▶ [What is needed] Identify and copy all lines of the material where the string "fire" is found.

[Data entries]

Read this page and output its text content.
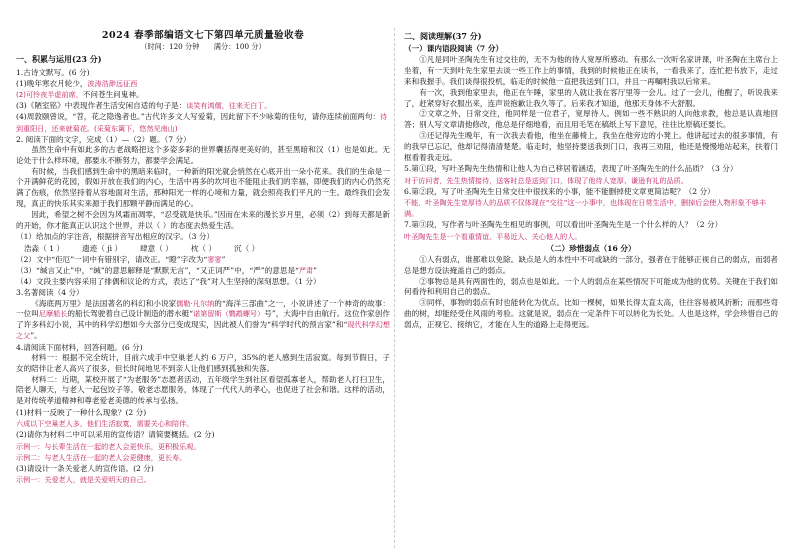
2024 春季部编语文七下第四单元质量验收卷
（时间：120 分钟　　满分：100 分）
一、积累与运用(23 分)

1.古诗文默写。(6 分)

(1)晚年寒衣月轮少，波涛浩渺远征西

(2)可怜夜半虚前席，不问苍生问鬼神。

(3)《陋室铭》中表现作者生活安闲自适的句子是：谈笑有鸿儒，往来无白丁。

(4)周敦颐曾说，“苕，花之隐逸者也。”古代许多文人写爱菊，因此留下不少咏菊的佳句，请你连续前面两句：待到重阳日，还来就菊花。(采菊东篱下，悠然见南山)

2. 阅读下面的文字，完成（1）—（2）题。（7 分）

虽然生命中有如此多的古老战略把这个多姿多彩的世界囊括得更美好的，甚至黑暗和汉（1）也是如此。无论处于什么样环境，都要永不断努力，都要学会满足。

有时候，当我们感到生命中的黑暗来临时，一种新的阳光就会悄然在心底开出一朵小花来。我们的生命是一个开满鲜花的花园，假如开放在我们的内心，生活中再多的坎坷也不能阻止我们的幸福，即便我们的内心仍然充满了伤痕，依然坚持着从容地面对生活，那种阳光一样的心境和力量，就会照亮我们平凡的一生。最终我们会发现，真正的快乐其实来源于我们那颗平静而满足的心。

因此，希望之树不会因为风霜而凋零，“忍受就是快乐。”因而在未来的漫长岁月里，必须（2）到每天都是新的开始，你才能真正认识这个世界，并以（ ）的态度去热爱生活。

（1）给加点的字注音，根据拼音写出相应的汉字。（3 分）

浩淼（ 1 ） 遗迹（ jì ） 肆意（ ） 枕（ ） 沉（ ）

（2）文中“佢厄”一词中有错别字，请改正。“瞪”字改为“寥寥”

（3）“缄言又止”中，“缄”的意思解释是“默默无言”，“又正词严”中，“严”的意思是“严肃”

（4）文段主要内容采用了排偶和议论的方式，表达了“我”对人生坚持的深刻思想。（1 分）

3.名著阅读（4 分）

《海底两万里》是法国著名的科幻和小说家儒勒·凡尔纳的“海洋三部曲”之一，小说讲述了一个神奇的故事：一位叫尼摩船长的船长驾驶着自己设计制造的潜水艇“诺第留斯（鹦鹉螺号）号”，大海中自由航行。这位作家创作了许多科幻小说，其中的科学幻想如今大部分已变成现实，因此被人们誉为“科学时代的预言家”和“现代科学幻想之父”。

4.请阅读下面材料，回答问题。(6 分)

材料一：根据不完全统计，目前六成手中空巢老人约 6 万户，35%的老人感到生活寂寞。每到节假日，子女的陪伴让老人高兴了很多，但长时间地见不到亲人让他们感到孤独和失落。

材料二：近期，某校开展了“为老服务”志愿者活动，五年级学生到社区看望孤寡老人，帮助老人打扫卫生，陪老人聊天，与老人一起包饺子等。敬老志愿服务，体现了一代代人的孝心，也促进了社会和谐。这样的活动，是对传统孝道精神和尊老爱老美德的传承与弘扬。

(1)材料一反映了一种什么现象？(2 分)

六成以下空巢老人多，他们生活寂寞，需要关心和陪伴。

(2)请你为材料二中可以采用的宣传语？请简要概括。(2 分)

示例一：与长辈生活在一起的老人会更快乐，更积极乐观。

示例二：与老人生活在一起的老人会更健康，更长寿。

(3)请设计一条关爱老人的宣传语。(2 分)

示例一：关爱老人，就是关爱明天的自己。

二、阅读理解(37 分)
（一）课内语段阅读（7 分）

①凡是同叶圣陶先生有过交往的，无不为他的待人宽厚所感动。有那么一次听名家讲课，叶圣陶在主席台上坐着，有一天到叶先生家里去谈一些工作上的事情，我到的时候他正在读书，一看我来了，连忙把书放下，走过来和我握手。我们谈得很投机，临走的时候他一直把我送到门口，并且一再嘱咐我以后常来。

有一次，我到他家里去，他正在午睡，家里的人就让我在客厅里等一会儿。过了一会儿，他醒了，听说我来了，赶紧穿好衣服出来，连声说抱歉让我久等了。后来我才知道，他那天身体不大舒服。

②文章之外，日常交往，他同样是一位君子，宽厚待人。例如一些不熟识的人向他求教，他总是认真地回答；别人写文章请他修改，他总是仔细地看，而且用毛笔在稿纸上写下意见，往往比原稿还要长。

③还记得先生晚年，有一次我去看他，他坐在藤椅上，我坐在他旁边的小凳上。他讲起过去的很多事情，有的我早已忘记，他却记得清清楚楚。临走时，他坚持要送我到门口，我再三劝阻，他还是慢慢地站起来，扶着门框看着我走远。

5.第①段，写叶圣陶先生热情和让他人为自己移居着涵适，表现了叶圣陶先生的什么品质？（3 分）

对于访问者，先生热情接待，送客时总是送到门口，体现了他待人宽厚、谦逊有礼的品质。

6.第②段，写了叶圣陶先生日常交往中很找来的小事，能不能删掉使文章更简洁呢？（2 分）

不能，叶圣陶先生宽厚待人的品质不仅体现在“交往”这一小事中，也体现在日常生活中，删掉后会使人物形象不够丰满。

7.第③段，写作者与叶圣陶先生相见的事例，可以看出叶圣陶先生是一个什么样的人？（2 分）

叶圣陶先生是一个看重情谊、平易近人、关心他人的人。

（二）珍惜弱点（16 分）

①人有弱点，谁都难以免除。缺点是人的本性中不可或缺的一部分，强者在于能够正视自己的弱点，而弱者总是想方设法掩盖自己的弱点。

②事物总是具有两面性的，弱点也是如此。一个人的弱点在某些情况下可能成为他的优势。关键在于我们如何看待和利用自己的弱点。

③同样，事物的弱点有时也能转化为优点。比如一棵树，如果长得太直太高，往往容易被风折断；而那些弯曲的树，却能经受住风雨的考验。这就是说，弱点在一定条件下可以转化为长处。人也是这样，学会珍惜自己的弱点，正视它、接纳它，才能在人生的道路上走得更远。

...

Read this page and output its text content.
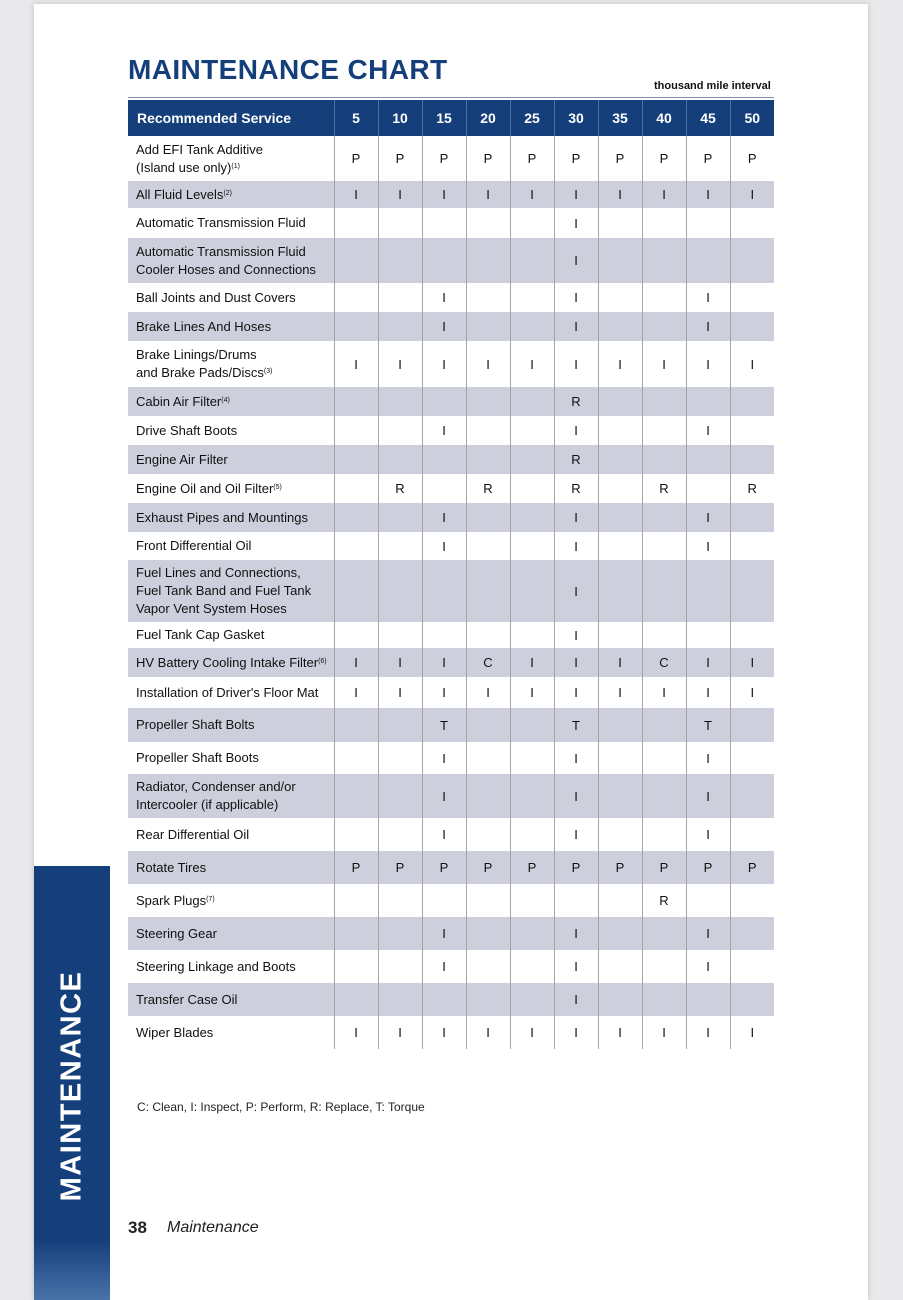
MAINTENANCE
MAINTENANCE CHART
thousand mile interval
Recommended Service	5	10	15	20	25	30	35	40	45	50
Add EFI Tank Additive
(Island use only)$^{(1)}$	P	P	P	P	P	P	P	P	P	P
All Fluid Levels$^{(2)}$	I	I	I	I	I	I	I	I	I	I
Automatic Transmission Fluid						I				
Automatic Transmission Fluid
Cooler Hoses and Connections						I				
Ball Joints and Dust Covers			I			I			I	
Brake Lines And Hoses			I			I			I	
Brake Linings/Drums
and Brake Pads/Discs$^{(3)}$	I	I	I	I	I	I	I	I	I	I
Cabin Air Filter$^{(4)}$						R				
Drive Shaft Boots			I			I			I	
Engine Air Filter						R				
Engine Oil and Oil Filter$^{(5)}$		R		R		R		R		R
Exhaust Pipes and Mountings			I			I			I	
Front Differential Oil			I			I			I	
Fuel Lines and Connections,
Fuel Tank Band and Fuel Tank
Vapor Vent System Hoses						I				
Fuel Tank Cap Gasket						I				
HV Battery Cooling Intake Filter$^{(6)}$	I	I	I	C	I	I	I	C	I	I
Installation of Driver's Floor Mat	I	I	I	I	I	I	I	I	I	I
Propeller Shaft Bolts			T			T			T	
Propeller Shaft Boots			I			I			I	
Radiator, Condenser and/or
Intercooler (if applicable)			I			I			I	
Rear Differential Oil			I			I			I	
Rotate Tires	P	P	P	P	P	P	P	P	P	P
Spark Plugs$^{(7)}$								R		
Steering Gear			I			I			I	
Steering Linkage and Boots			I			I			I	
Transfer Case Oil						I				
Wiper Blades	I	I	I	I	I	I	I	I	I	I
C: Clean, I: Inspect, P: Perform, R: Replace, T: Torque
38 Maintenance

==

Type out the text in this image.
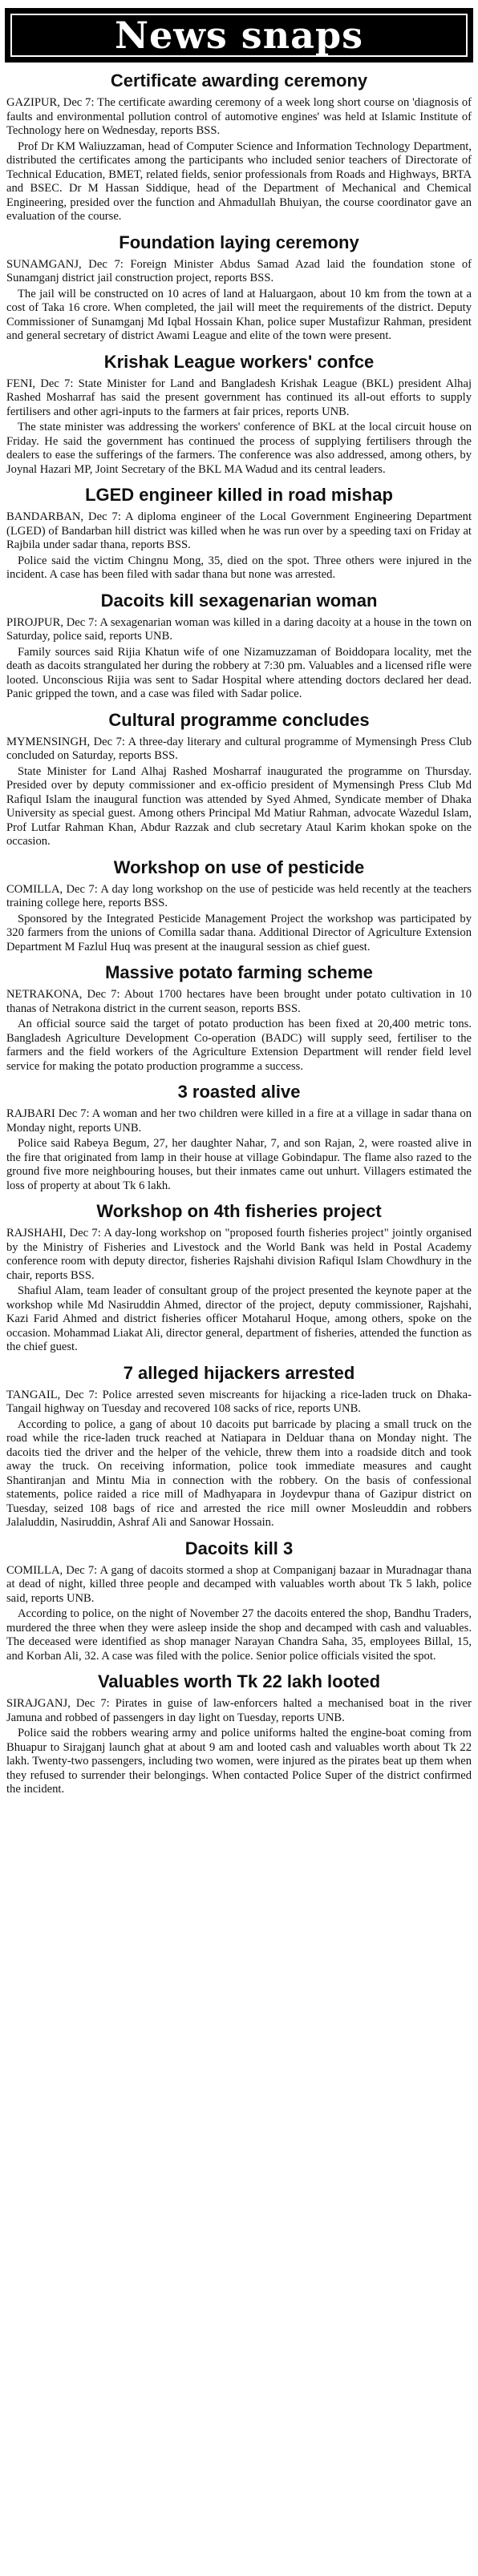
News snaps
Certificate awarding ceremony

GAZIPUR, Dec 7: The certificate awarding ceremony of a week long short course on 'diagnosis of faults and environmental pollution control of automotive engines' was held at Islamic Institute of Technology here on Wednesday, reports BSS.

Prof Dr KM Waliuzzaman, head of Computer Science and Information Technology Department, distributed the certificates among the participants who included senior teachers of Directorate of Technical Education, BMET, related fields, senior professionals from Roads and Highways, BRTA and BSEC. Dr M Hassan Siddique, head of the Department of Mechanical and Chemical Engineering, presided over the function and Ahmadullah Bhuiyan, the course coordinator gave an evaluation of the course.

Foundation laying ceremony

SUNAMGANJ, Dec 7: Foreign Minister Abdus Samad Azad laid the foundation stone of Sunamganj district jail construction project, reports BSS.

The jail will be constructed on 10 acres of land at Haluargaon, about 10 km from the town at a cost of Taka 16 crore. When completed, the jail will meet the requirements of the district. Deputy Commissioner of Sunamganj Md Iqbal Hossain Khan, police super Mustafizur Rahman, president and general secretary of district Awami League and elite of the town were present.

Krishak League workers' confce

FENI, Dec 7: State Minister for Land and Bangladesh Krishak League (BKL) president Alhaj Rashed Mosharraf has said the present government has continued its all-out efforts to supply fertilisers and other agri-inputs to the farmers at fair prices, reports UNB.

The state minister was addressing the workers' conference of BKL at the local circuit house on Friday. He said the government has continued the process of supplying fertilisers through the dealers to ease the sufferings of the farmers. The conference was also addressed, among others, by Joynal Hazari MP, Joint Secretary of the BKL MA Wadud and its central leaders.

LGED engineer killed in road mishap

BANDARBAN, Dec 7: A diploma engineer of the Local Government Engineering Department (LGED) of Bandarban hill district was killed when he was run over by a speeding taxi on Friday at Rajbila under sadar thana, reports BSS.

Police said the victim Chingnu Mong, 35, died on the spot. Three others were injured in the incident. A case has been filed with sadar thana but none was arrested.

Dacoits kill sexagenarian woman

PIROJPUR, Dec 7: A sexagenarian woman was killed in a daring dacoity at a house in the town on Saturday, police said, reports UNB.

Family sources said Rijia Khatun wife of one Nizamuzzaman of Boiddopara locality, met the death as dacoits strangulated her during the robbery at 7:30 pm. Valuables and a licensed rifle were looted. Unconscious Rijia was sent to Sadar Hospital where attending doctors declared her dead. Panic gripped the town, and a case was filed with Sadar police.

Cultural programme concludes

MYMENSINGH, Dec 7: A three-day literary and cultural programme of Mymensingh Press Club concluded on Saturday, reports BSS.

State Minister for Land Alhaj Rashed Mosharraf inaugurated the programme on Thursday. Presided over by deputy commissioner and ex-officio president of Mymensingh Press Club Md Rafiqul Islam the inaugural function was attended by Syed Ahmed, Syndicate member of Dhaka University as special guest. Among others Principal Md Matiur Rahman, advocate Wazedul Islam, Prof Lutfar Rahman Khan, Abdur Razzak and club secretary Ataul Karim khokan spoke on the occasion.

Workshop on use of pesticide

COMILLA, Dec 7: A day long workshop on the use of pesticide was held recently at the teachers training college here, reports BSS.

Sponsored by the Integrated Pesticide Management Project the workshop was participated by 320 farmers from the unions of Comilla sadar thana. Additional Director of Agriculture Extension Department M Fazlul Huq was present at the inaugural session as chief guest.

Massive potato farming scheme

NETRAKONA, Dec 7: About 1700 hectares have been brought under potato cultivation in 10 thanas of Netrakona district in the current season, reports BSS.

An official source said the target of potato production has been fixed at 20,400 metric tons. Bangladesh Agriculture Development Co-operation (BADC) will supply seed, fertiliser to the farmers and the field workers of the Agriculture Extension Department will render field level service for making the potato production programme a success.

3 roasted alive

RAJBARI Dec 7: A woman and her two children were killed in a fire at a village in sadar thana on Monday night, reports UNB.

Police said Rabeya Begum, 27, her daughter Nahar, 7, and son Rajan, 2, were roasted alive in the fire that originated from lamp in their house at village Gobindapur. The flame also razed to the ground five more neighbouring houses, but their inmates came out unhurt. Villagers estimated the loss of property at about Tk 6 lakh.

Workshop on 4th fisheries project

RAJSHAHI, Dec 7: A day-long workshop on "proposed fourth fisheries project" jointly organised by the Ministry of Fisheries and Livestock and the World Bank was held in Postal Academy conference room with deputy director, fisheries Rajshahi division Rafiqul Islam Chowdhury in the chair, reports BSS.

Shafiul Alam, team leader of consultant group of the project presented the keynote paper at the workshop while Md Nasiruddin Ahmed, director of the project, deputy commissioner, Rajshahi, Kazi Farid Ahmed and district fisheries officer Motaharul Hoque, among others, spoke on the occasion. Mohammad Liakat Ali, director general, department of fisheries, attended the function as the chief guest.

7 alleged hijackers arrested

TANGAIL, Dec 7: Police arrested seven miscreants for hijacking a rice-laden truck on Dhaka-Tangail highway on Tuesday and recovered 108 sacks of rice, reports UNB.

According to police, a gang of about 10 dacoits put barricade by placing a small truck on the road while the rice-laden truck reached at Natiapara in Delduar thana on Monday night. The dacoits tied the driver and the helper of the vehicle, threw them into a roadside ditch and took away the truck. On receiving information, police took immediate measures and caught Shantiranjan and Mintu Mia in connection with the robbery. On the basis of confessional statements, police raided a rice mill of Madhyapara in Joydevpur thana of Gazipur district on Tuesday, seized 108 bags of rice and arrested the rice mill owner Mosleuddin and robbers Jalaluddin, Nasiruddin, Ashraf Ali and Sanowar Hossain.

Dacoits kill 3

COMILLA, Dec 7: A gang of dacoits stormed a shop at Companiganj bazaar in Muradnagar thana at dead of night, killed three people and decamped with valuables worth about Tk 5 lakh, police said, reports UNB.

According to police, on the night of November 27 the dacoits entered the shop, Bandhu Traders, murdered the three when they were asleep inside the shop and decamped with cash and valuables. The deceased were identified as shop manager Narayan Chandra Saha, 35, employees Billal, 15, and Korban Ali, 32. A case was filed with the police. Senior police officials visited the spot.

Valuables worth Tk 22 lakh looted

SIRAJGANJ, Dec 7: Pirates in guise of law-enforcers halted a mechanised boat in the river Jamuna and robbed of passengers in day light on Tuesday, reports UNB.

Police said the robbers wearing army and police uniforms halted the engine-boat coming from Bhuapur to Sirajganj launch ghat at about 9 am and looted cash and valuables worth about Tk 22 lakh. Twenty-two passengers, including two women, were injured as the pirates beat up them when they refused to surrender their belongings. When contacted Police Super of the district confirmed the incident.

▶ [Result for this task]
RAJBARI Dec 7: A woman and her two children were killed in a fire at a village in sadar thana on Monday night, reports UNB.
Police said Rabeya Begum, 27, her daughter Nahar, 7, and son Rajan, 2, were roasted alive in the fire that originated from lamp in their house at village Gobindapur. The flame also razed to the ground five more neighbouring houses, but their inmates came out unhurt. Villagers estimated the loss of property at about Tk 6 lakh.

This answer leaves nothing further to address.